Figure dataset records
+--
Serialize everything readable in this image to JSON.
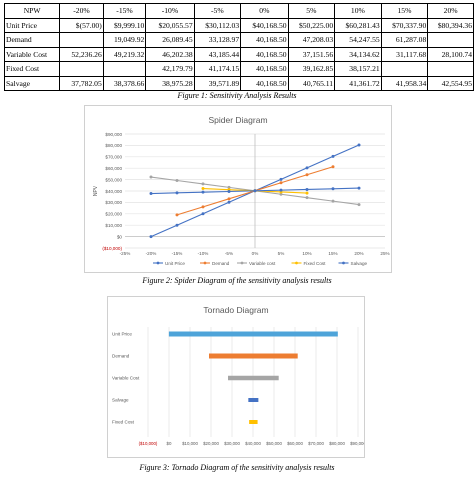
{
  "table": {
    "columns": [
      "NPW",
      "-20%",
      "-15%",
      "-10%",
      "-5%",
      "0%",
      "5%",
      "10%",
      "15%",
      "20%"
    ],
    "rows": [
      {
        "label": "Unit Price",
        "values": [
          "$(57.00)",
          "$9,999.10",
          "$20,055.57",
          "$30,112.03",
          "$40,168.50",
          "$50,225.00",
          "$60,281.43",
          "$70,337.90",
          "$80,394.36"
        ]
      },
      {
        "label": "Demand",
        "values": [
          "",
          "19,049.92",
          "26,089.45",
          "33,128.97",
          "40,168.50",
          "47,208.03",
          "54,247.55",
          "61,287.08",
          ""
        ]
      },
      {
        "label": "Variable Cost",
        "values": [
          "52,236.26",
          "49,219.32",
          "46,202.38",
          "43,185.44",
          "40,168.50",
          "37,151.56",
          "34,134.62",
          "31,117.68",
          "28,100.74"
        ]
      },
      {
        "label": "Fixed Cost",
        "values": [
          "",
          "",
          "42,179.79",
          "41,174.15",
          "40,168.50",
          "39,162.85",
          "38,157.21",
          "",
          ""
        ]
      },
      {
        "label": "Salvage",
        "values": [
          "37,782.05",
          "38,378.66",
          "38,975.28",
          "39,571.89",
          "40,168.50",
          "40,765.11",
          "41,361.72",
          "41,958.34",
          "42,554.95"
        ]
      }
    ]
  },
  "captions": {
    "fig1": "Figure 1: Sensitivity Analysis Results",
    "fig2": "Figure 2: Spider Diagram of the sensitivity analysis results",
    "fig3": "Figure 3: Tornado Diagram of the sensitivity analysis results"
  },
  "chart_data": [
    {
      "type": "line",
      "title": "Spider Diagram",
      "ylabel": "NPV",
      "xlabel": "",
      "x": [
        "-25%",
        "-20%",
        "-15%",
        "-10%",
        "-5%",
        "0%",
        "5%",
        "10%",
        "15%",
        "20%",
        "25%"
      ],
      "x_values": [
        -25,
        -20,
        -15,
        -10,
        -5,
        0,
        5,
        10,
        15,
        20,
        25
      ],
      "ylim": [
        -10000,
        90000
      ],
      "yticks": [
        "($10,000)",
        "$0",
        "$10,000",
        "$20,000",
        "$30,000",
        "$40,000",
        "$50,000",
        "$60,000",
        "$70,000",
        "$80,000",
        "$90,000"
      ],
      "ytick_values": [
        -10000,
        0,
        10000,
        20000,
        30000,
        40000,
        50000,
        60000,
        70000,
        80000,
        90000
      ],
      "grid": true,
      "legend": "bottom",
      "series": [
        {
          "name": "Unit Price",
          "color": "#4472c4",
          "x": [
            -20,
            -15,
            -10,
            -5,
            0,
            5,
            10,
            15,
            20
          ],
          "values": [
            -57,
            9999.1,
            20055.57,
            30112.03,
            40168.5,
            50225,
            60281.43,
            70337.9,
            80394.36
          ]
        },
        {
          "name": "Demand",
          "color": "#ed7d31",
          "x": [
            -15,
            -10,
            -5,
            0,
            5,
            10,
            15
          ],
          "values": [
            19049.92,
            26089.45,
            33128.97,
            40168.5,
            47208.03,
            54247.55,
            61287.08
          ]
        },
        {
          "name": "Variable cost",
          "color": "#a5a5a5",
          "x": [
            -20,
            -15,
            -10,
            -5,
            0,
            5,
            10,
            15,
            20
          ],
          "values": [
            52236.26,
            49219.32,
            46202.38,
            43185.44,
            40168.5,
            37151.56,
            34134.62,
            31117.68,
            28100.74
          ]
        },
        {
          "name": "Fixed Cost",
          "color": "#ffc000",
          "x": [
            -10,
            -5,
            0,
            5,
            10
          ],
          "values": [
            42179.79,
            41174.15,
            40168.5,
            39162.85,
            38157.21
          ]
        },
        {
          "name": "Salvage",
          "color": "#4472c4",
          "x": [
            -20,
            -15,
            -10,
            -5,
            0,
            5,
            10,
            15,
            20
          ],
          "values": [
            37782.05,
            38378.66,
            38975.28,
            39571.89,
            40168.5,
            40765.11,
            41361.72,
            41958.34,
            42554.95
          ]
        }
      ]
    },
    {
      "type": "bar",
      "orientation": "horizontal",
      "title": "Tornado Diagram",
      "categories": [
        "Unit Price",
        "Demand",
        "Variable Cost",
        "Salvage",
        "Fixed Cost"
      ],
      "ranges": [
        [
          -57,
          80394.36
        ],
        [
          19049.92,
          61287.08
        ],
        [
          28100.74,
          52236.26
        ],
        [
          37782.05,
          42554.95
        ],
        [
          38157.21,
          42179.79
        ]
      ],
      "colors": [
        "#4ea4d9",
        "#ed7d31",
        "#a5a5a5",
        "#4472c4",
        "#ffc000"
      ],
      "xlim": [
        -10000,
        90000
      ],
      "xticks": [
        "($10,000)",
        "$0",
        "$10,000",
        "$20,000",
        "$30,000",
        "$40,000",
        "$50,000",
        "$60,000",
        "$70,000",
        "$80,000",
        "$90,000"
      ],
      "xtick_values": [
        -10000,
        0,
        10000,
        20000,
        30000,
        40000,
        50000,
        60000,
        70000,
        80000,
        90000
      ],
      "grid": true
    }
  ]
}
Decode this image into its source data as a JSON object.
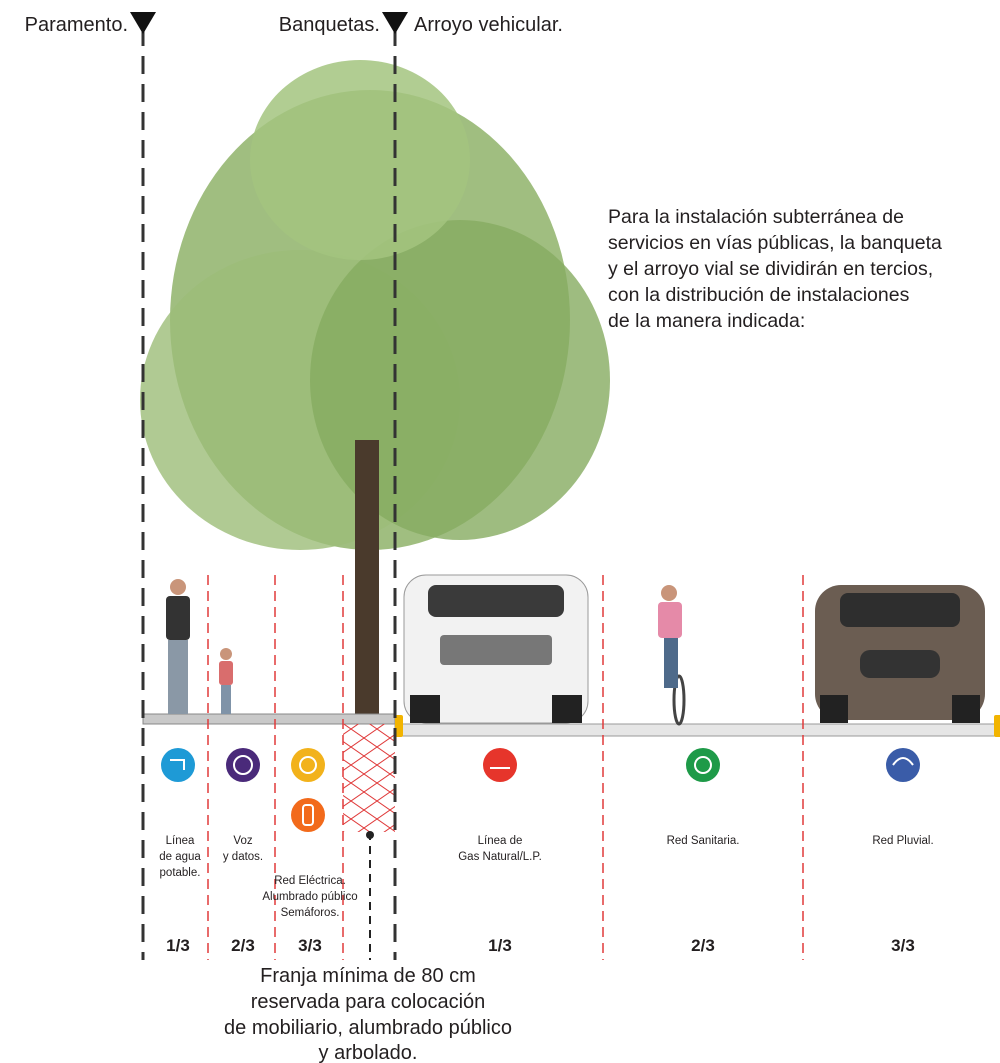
{
  "markers": [
    "Paramento.",
    "Banquetas.",
    "Arroyo vehicular."
  ],
  "description": [
    "Para la instalación subterránea de",
    "servicios en vías públicas, la banqueta",
    "y el arroyo vial se dividirán en tercios,",
    "con la distribución de instalaciones",
    "de la manera indicada:"
  ],
  "utilities": [
    {
      "label": [
        "Línea",
        "de agua",
        "potable."
      ]
    },
    {
      "label": [
        "Voz",
        "y datos."
      ]
    },
    {
      "label": [
        "Red Eléctrica.",
        "Alumbrado público",
        "Semáforos."
      ]
    },
    {
      "label": [
        "Línea de",
        "Gas Natural/L.P."
      ]
    },
    {
      "label": [
        "Red Sanitaria."
      ]
    },
    {
      "label": [
        "Red Pluvial."
      ]
    }
  ],
  "fractions": [
    "1/3",
    "2/3",
    "3/3",
    "1/3",
    "2/3",
    "3/3"
  ],
  "footnote": [
    "Franja mínima de 80 cm",
    "reservada para colocación",
    "de mobiliario, alumbrado público",
    "y arbolado."
  ]
}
+--
Task to carry out.
Repeat the records above exactly, omitting every picture.

Exercise result.
Serialize everything readable in this image to JSON.
{
  "table": {
    "columns": [
      "NPW",
      "-20%",
      "-15%",
      "-10%",
      "-5%",
      "0%",
      "5%",
      "10%",
      "15%",
      "20%"
    ],
    "rows": [
      {
        "label": "Unit Price",
        "values": [
          "$(57.00)",
          "$9,999.10",
          "$20,055.57",
          "$30,112.03",
          "$40,168.50",
          "$50,225.00",
          "$60,281.43",
          "$70,337.90",
          "$80,394.36"
        ]
      },
      {
        "label": "Demand",
        "values": [
          "",
          "19,049.92",
          "26,089.45",
          "33,128.97",
          "40,168.50",
          "47,208.03",
          "54,247.55",
          "61,287.08",
          ""
        ]
      },
      {
        "label": "Variable Cost",
        "values": [
          "52,236.26",
          "49,219.32",
          "46,202.38",
          "43,185.44",
          "40,168.50",
          "37,151.56",
          "34,134.62",
          "31,117.68",
          "28,100.74"
        ]
      },
      {
        "label": "Fixed Cost",
        "values": [
          "",
          "",
          "42,179.79",
          "41,174.15",
          "40,168.50",
          "39,162.85",
          "38,157.21",
          "",
          ""
        ]
      },
      {
        "label": "Salvage",
        "values": [
          "37,782.05",
          "38,378.66",
          "38,975.28",
          "39,571.89",
          "40,168.50",
          "40,765.11",
          "41,361.72",
          "41,958.34",
          "42,554.95"
        ]
      }
    ]
  },
  "captions": {
    "fig1": "Figure 1: Sensitivity Analysis Results",
    "fig2": "Figure 2: Spider Diagram of the sensitivity analysis results",
    "fig3": "Figure 3: Tornado Diagram of the sensitivity analysis results"
  },
  "chart_data": [
    {
      "type": "line",
      "title": "Spider Diagram",
      "ylabel": "NPV",
      "xlabel": "",
      "x": [
        "-25%",
        "-20%",
        "-15%",
        "-10%",
        "-5%",
        "0%",
        "5%",
        "10%",
        "15%",
        "20%",
        "25%"
      ],
      "x_values": [
        -25,
        -20,
        -15,
        -10,
        -5,
        0,
        5,
        10,
        15,
        20,
        25
      ],
      "ylim": [
        -10000,
        90000
      ],
      "yticks": [
        "($10,000)",
        "$0",
        "$10,000",
        "$20,000",
        "$30,000",
        "$40,000",
        "$50,000",
        "$60,000",
        "$70,000",
        "$80,000",
        "$90,000"
      ],
      "ytick_values": [
        -10000,
        0,
        10000,
        20000,
        30000,
        40000,
        50000,
        60000,
        70000,
        80000,
        90000
      ],
      "grid": true,
      "legend": "bottom",
      "series": [
        {
          "name": "Unit Price",
          "color": "#4472c4",
          "x": [
            -20,
            -15,
            -10,
            -5,
            0,
            5,
            10,
            15,
            20
          ],
          "values": [
            -57,
            9999.1,
            20055.57,
            30112.03,
            40168.5,
            50225,
            60281.43,
            70337.9,
            80394.36
          ]
        },
        {
          "name": "Demand",
          "color": "#ed7d31",
          "x": [
            -15,
            -10,
            -5,
            0,
            5,
            10,
            15
          ],
          "values": [
            19049.92,
            26089.45,
            33128.97,
            40168.5,
            47208.03,
            54247.55,
            61287.08
          ]
        },
        {
          "name": "Variable cost",
          "color": "#a5a5a5",
          "x": [
            -20,
            -15,
            -10,
            -5,
            0,
            5,
            10,
            15,
            20
          ],
          "values": [
            52236.26,
            49219.32,
            46202.38,
            43185.44,
            40168.5,
            37151.56,
            34134.62,
            31117.68,
            28100.74
          ]
        },
        {
          "name": "Fixed Cost",
          "color": "#ffc000",
          "x": [
            -10,
            -5,
            0,
            5,
            10
          ],
          "values": [
            42179.79,
            41174.15,
            40168.5,
            39162.85,
            38157.21
          ]
        },
        {
          "name": "Salvage",
          "color": "#4472c4",
          "x": [
            -20,
            -15,
            -10,
            -5,
            0,
            5,
            10,
            15,
            20
          ],
          "values": [
            37782.05,
            38378.66,
            38975.28,
            39571.89,
            40168.5,
            40765.11,
            41361.72,
            41958.34,
            42554.95
          ]
        }
      ]
    },
    {
      "type": "bar",
      "orientation": "horizontal",
      "title": "Tornado Diagram",
      "categories": [
        "Unit Price",
        "Demand",
        "Variable Cost",
        "Salvage",
        "Fixed Cost"
      ],
      "ranges": [
        [
          -57,
          80394.36
        ],
        [
          19049.92,
          61287.08
        ],
        [
          28100.74,
          52236.26
        ],
        [
          37782.05,
          42554.95
        ],
        [
          38157.21,
          42179.79
        ]
      ],
      "colors": [
        "#4ea4d9",
        "#ed7d31",
        "#a5a5a5",
        "#4472c4",
        "#ffc000"
      ],
      "xlim": [
        -10000,
        90000
      ],
      "xticks": [
        "($10,000)",
        "$0",
        "$10,000",
        "$20,000",
        "$30,000",
        "$40,000",
        "$50,000",
        "$60,000",
        "$70,000",
        "$80,000",
        "$90,000"
      ],
      "xtick_values": [
        -10000,
        0,
        10000,
        20000,
        30000,
        40000,
        50000,
        60000,
        70000,
        80000,
        90000
      ],
      "grid": true
    }
  ]
}
Decode this image into its source data as a JSON object.
{
  "markers": [
    "Paramento.",
    "Banquetas.",
    "Arroyo vehicular."
  ],
  "description": [
    "Para la instalación subterránea de",
    "servicios en vías públicas, la banqueta",
    "y el arroyo vial se dividirán en tercios,",
    "con la distribución de instalaciones",
    "de la manera indicada:"
  ],
  "utilities": [
    {
      "label": [
        "Línea",
        "de agua",
        "potable."
      ]
    },
    {
      "label": [
        "Voz",
        "y datos."
      ]
    },
    {
      "label": [
        "Red Eléctrica.",
        "Alumbrado público",
        "Semáforos."
      ]
    },
    {
      "label": [
        "Línea de",
        "Gas Natural/L.P."
      ]
    },
    {
      "label": [
        "Red Sanitaria."
      ]
    },
    {
      "label": [
        "Red Pluvial."
      ]
    }
  ],
  "fractions": [
    "1/3",
    "2/3",
    "3/3",
    "1/3",
    "2/3",
    "3/3"
  ],
  "footnote": [
    "Franja mínima de 80 cm",
    "reservada para colocación",
    "de mobiliario, alumbrado público",
    "y arbolado."
  ]
}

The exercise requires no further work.